§ Problem description
Set down, word for word, the lines from the one holding "What does this" to the final line, both included, and skip the pictures.

[Stored items]
|---|
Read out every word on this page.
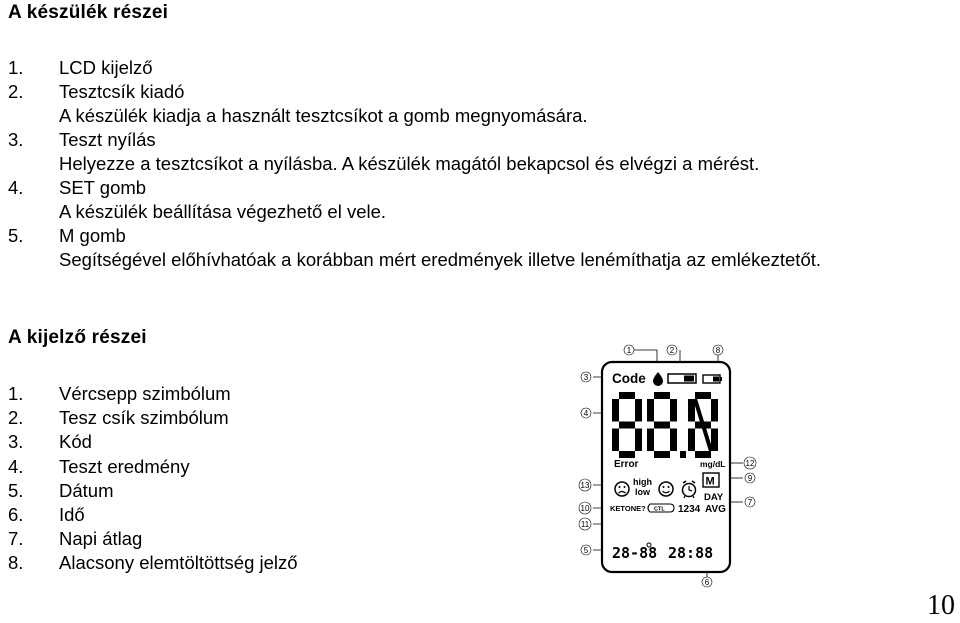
A készülék részei
1.	LCD kijelző
2.	Tesztcsík kiadó
A készülék kiadja a használt tesztcsíkot a gomb megnyomására.
3.	Teszt nyílás
Helyezze a tesztcsíkot a nyílásba. A készülék magától bekapcsol és elvégzi a mérést.
4.	SET gomb
A készülék beállítása végezhető el vele.
5.	M gomb
Segítségével előhívhatóak a korábban mért eredmények illetve lenémíthatja az emlékeztetőt.
A kijelző részei
1.	Vércsepp szimbólum
2.	Tesz csík szimbólum
3.	Kód
4.	Teszt eredmény
5.	Dátum
6.	Idő
7.	Napi átlag
8.	Alacsony elemtöltöttség jelző
1	2	8
3
4
12
9
13
7
10
11
5
6
Code
Error	mg/dL
high
low
M
DAY
KETONE? CTL 1234 AVG
28-88 28:88
10
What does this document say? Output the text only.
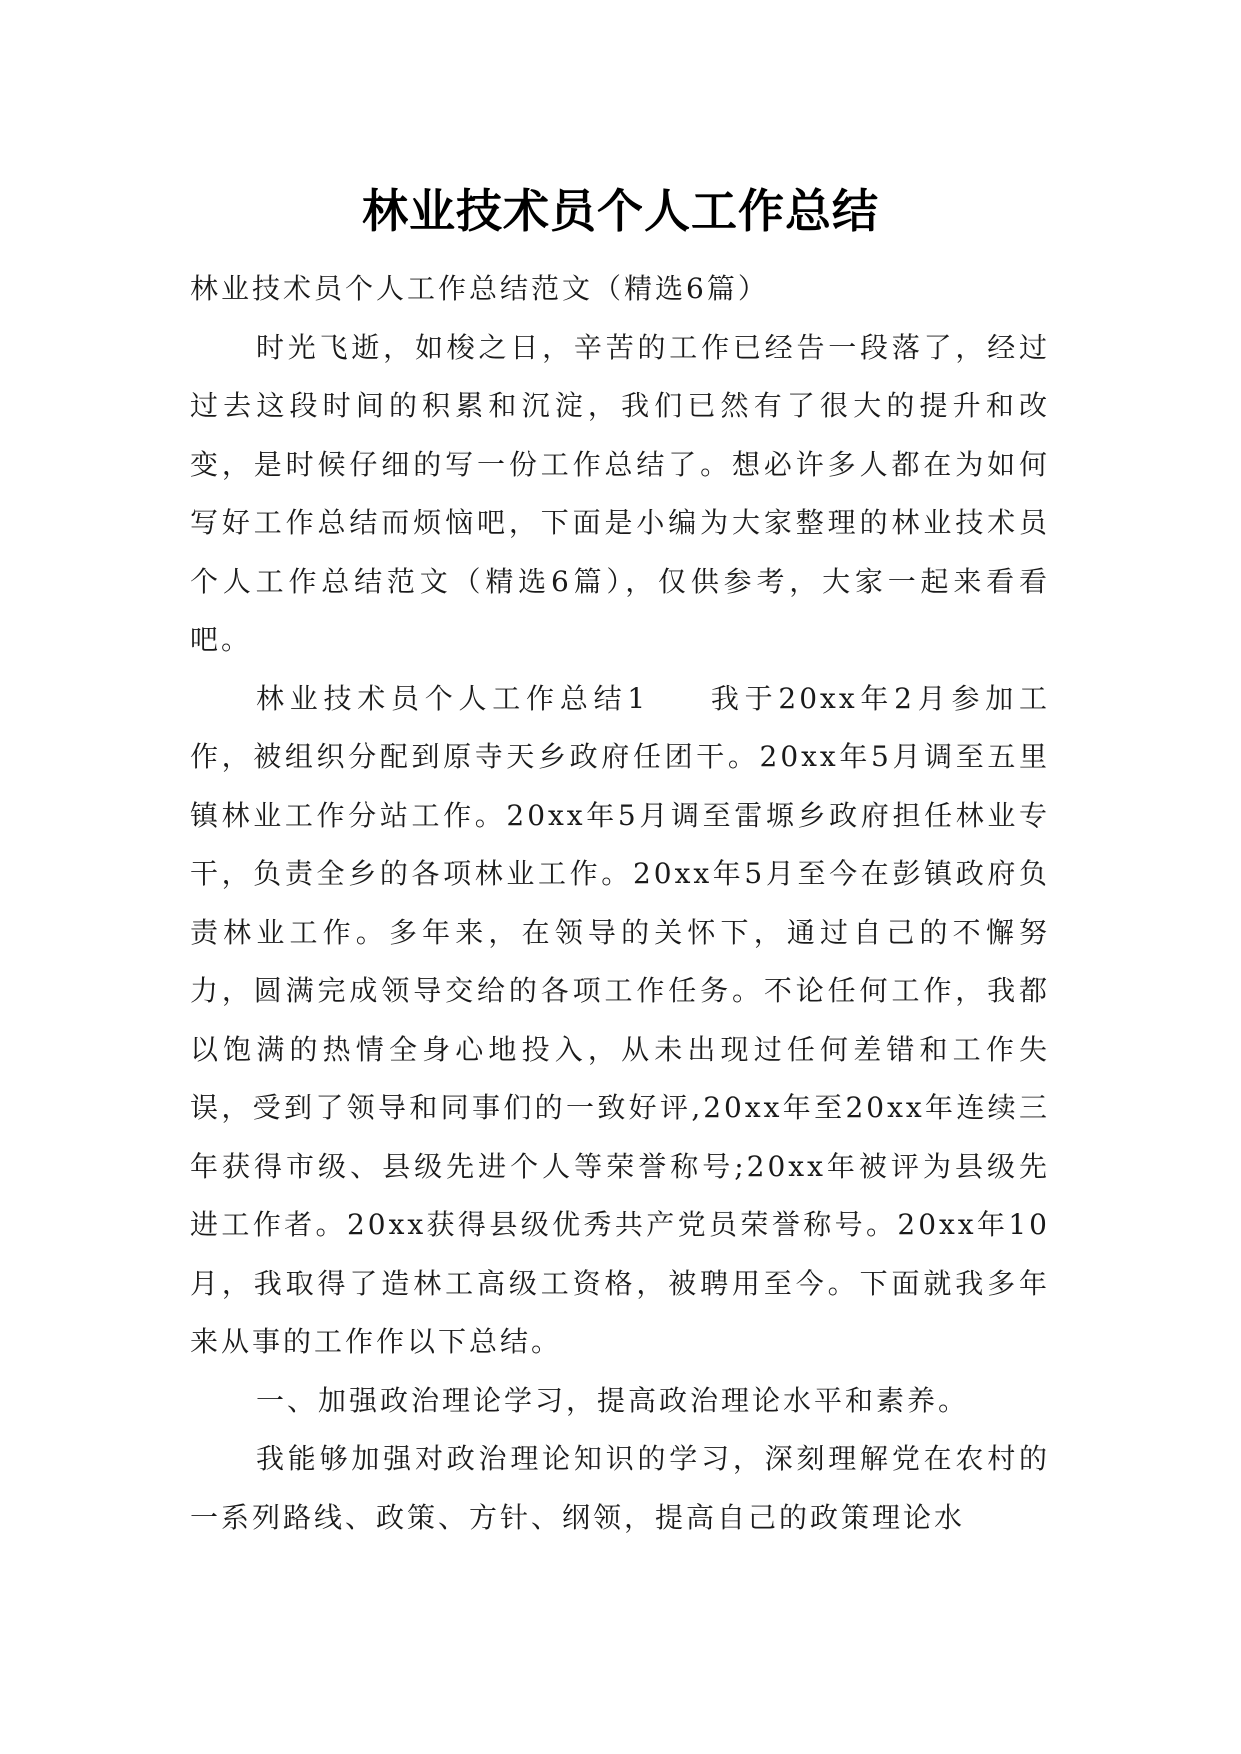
林业技术员个人工作总结

林业技术员个人工作总结范文（精选6篇）

时光飞逝，如梭之日，辛苦的工作已经告一段落了，经过过去这段时间的积累和沉淀，我们已然有了很大的提升和改变，是时候仔细的写一份工作总结了。想必许多人都在为如何写好工作总结而烦恼吧，下面是小编为大家整理的林业技术员个人工作总结范文（精选6篇），仅供参考，大家一起来看看吧。

林业技术员个人工作总结1 我于20xx年2月参加工作，被组织分配到原寺天乡政府任团干。20xx年5月调至五里镇林业工作分站工作。20xx年5月调至雷塬乡政府担任林业专干，负责全乡的各项林业工作。20xx年5月至今在彭镇政府负责林业工作。多年来，在领导的关怀下，通过自己的不懈努力，圆满完成领导交给的各项工作任务。不论任何工作，我都以饱满的热情全身心地投入，从未出现过任何差错和工作失误，受到了领导和同事们的一致好评,20xx年至20xx年连续三年获得市级、县级先进个人等荣誉称号;20xx年被评为县级先进工作者。20xx获得县级优秀共产党员荣誉称号。20xx年10月，我取得了造林工高级工资格，被聘用至今。下面就我多年来从事的工作作以下总结。

一、加强政治理论学习，提高政治理论水平和素养。

我能够加强对政治理论知识的学习，深刻理解党在农村的一系列路线、政策、方针、纲领，提高自己的政策理论水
|---|
§ Result for this exercise
What does this document say? Output the text only.
林业技术员个人工作总结

林业技术员个人工作总结范文（精选6篇）

时光飞逝，如梭之日，辛苦的工作已经告一段落了，经过过去这段时间的积累和沉淀，我们已然有了很大的提升和改变，是时候仔细的写一份工作总结了。想必许多人都在为如何写好工作总结而烦恼吧，下面是小编为大家整理的林业技术员个人工作总结范文（精选6篇），仅供参考，大家一起来看看吧。

林业技术员个人工作总结1 我于20xx年2月参加工作，被组织分配到原寺天乡政府任团干。20xx年5月调至五里镇林业工作分站工作。20xx年5月调至雷塬乡政府担任林业专干，负责全乡的各项林业工作。20xx年5月至今在彭镇政府负责林业工作。多年来，在领导的关怀下，通过自己的不懈努力，圆满完成领导交给的各项工作任务。不论任何工作，我都以饱满的热情全身心地投入，从未出现过任何差错和工作失误，受到了领导和同事们的一致好评,20xx年至20xx年连续三年获得市级、县级先进个人等荣誉称号;20xx年被评为县级先进工作者。20xx获得县级优秀共产党员荣誉称号。20xx年10月，我取得了造林工高级工资格，被聘用至今。下面就我多年来从事的工作作以下总结。

一、加强政治理论学习，提高政治理论水平和素养。

我能够加强对政治理论知识的学习，深刻理解党在农村的一系列路线、政策、方针、纲领，提高自己的政策理论水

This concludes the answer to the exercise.